- Exercise: Retype each line of the material exactly, please, skipping any picture in it.

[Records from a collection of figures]

— START —

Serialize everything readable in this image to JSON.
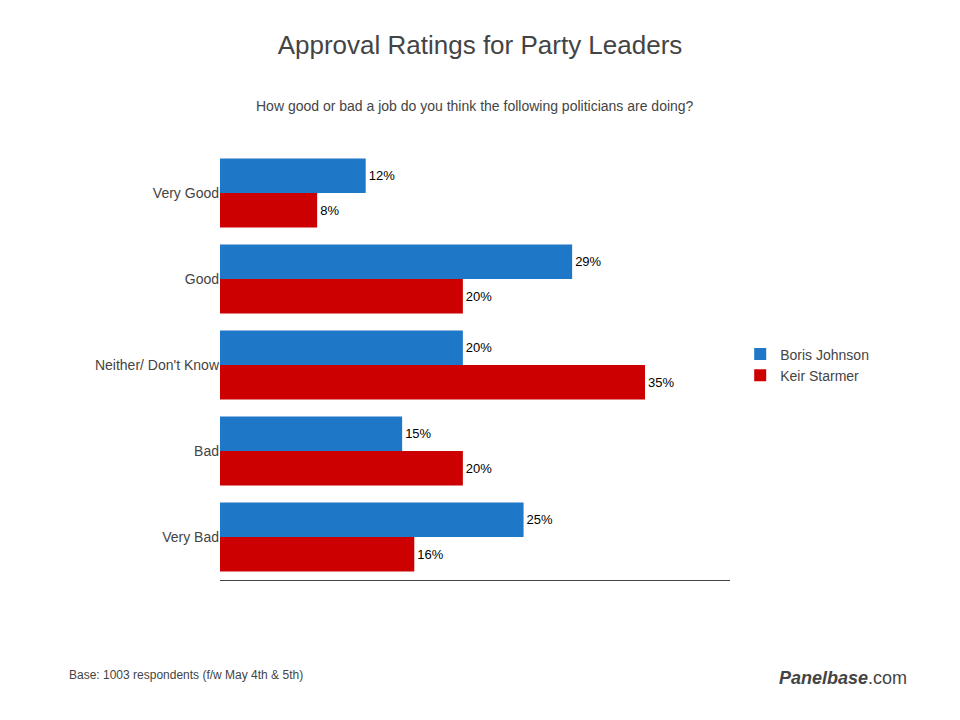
{
  "chart_data": {
    "type": "bar",
    "orientation": "horizontal",
    "title": "Approval Ratings for Party Leaders",
    "subtitle": "How good or bad a job do you think the following politicians are doing?",
    "categories": [
      "Very Good",
      "Good",
      "Neither/ Don't Know",
      "Bad",
      "Very Bad"
    ],
    "series": [
      {
        "name": "Boris Johnson",
        "color": "#1F77C8",
        "values": [
          12,
          29,
          20,
          15,
          25
        ],
        "value_labels": [
          "12%",
          "29%",
          "20%",
          "15%",
          "25%"
        ]
      },
      {
        "name": "Keir Starmer",
        "color": "#CC0000",
        "values": [
          8,
          20,
          35,
          20,
          16
        ],
        "value_labels": [
          "8%",
          "20%",
          "35%",
          "20%",
          "16%"
        ]
      }
    ],
    "xlim": [
      0,
      42
    ],
    "data_labels": true,
    "tick_labels": "y",
    "grid": false,
    "legend": "right",
    "annotations": [
      "Base: 1003 respondents (f/w May 4th & 5th)",
      "Panelbase",
      ".com"
    ]
  }
}
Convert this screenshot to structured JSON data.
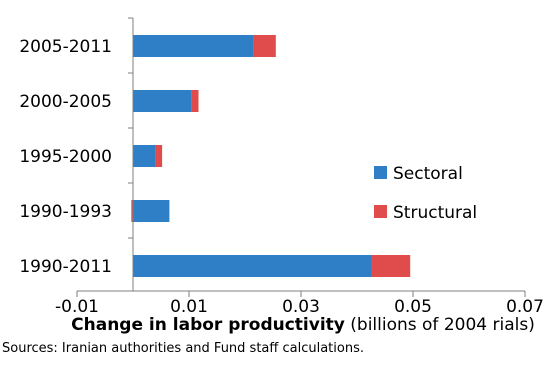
{
  "chart_data": {
    "type": "bar",
    "orientation": "horizontal",
    "stacked": true,
    "categories": [
      "2005-2011",
      "2000-2005",
      "1995-2000",
      "1990-1993",
      "1990-2011"
    ],
    "series": [
      {
        "name": "Sectoral",
        "color": "#2e7fc6",
        "values": [
          0.0215,
          0.0105,
          0.004,
          0.0065,
          0.0425
        ]
      },
      {
        "name": "Structural",
        "color": "#e04b4b",
        "values": [
          0.004,
          0.0012,
          0.0012,
          -0.0003,
          0.007
        ]
      }
    ],
    "xlim": [
      -0.01,
      0.07
    ],
    "xticks": [
      -0.01,
      0.01,
      0.03,
      0.05,
      0.07
    ],
    "xtick_labels": [
      "-0.01",
      "0.01",
      "0.03",
      "0.05",
      "0.07"
    ],
    "xlabel_bold": "Change in labor productivity",
    "xlabel_rest": " (billions of 2004 rials)",
    "legend_position": "right",
    "grid": false
  },
  "source_note": "Sources: Iranian authorities and Fund staff calculations."
}
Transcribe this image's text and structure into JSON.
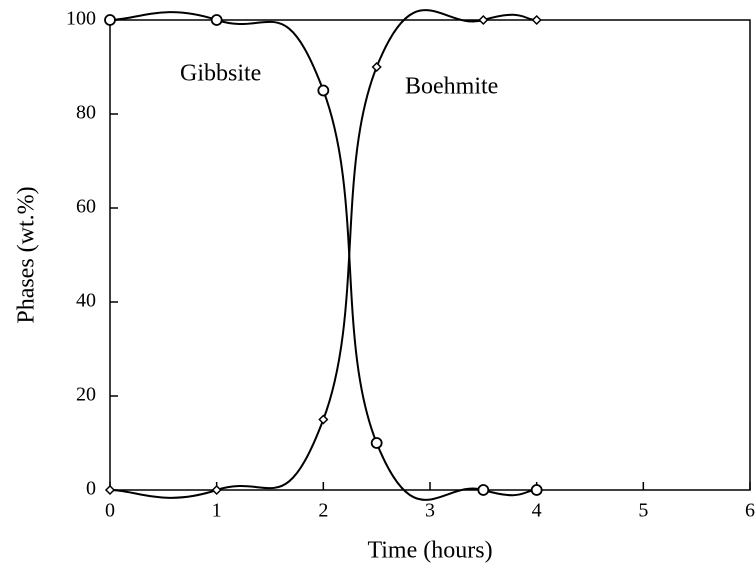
{
  "chart_data": {
    "type": "line",
    "x_label": "Time (hours)",
    "y_label": "Phases (wt.%)",
    "x": [
      0,
      1,
      2,
      2.5,
      3.5,
      4
    ],
    "series": [
      {
        "name": "Gibbsite",
        "color": "#000000",
        "marker": "circle",
        "values": [
          100,
          100,
          85,
          10,
          0,
          0
        ]
      },
      {
        "name": "Boehmite",
        "color": "#000000",
        "marker": "diamond",
        "values": [
          0,
          0,
          15,
          90,
          100,
          100
        ]
      }
    ],
    "xlim": [
      0,
      6
    ],
    "xticks": [
      0,
      1,
      2,
      3,
      4,
      5,
      6
    ],
    "ylim": [
      0,
      100
    ],
    "yticks": [
      0,
      20,
      40,
      60,
      80,
      100
    ],
    "grid": false
  }
}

— END —

- Full response:
Serialize everything readable in this image to JSON.
{
  "chart_data": {
    "type": "bar",
    "orientation": "horizontal",
    "title": "Approval Ratings for Party Leaders",
    "subtitle": "How good or bad a job do you think the following politicians are doing?",
    "categories": [
      "Very Good",
      "Good",
      "Neither/ Don't Know",
      "Bad",
      "Very Bad"
    ],
    "series": [
      {
        "name": "Boris Johnson",
        "color": "#1F77C8",
        "values": [
          12,
          29,
          20,
          15,
          25
        ],
        "value_labels": [
          "12%",
          "29%",
          "20%",
          "15%",
          "25%"
        ]
      },
      {
        "name": "Keir Starmer",
        "color": "#CC0000",
        "values": [
          8,
          20,
          35,
          20,
          16
        ],
        "value_labels": [
          "8%",
          "20%",
          "35%",
          "20%",
          "16%"
        ]
      }
    ],
    "xlim": [
      0,
      42
    ],
    "data_labels": true,
    "tick_labels": "y",
    "grid": false,
    "legend": "right",
    "annotations": [
      "Base: 1003 respondents (f/w May 4th & 5th)",
      "Panelbase",
      ".com"
    ]
  }
}
Convert this screenshot to structured JSON data.
{
  "chart_data": {
    "type": "bar",
    "orientation": "horizontal",
    "stacked": true,
    "categories": [
      "2005-2011",
      "2000-2005",
      "1995-2000",
      "1990-1993",
      "1990-2011"
    ],
    "series": [
      {
        "name": "Sectoral",
        "color": "#2e7fc6",
        "values": [
          0.0215,
          0.0105,
          0.004,
          0.0065,
          0.0425
        ]
      },
      {
        "name": "Structural",
        "color": "#e04b4b",
        "values": [
          0.004,
          0.0012,
          0.0012,
          -0.0003,
          0.007
        ]
      }
    ],
    "xlim": [
      -0.01,
      0.07
    ],
    "xticks": [
      -0.01,
      0.01,
      0.03,
      0.05,
      0.07
    ],
    "xtick_labels": [
      "-0.01",
      "0.01",
      "0.03",
      "0.05",
      "0.07"
    ],
    "xlabel_bold": "Change in labor productivity",
    "xlabel_rest": " (billions of 2004 rials)",
    "legend_position": "right",
    "grid": false
  },
  "source_note": "Sources: Iranian authorities and Fund staff calculations."
}
Transcribe this image's text and structure into JSON.
{
  "chart_data": {
    "type": "line",
    "x_label": "Time (hours)",
    "y_label": "Phases (wt.%)",
    "x": [
      0,
      1,
      2,
      2.5,
      3.5,
      4
    ],
    "series": [
      {
        "name": "Gibbsite",
        "color": "#000000",
        "marker": "circle",
        "values": [
          100,
          100,
          85,
          10,
          0,
          0
        ]
      },
      {
        "name": "Boehmite",
        "color": "#000000",
        "marker": "diamond",
        "values": [
          0,
          0,
          15,
          90,
          100,
          100
        ]
      }
    ],
    "xlim": [
      0,
      6
    ],
    "xticks": [
      0,
      1,
      2,
      3,
      4,
      5,
      6
    ],
    "ylim": [
      0,
      100
    ],
    "yticks": [
      0,
      20,
      40,
      60,
      80,
      100
    ],
    "grid": false
  }
}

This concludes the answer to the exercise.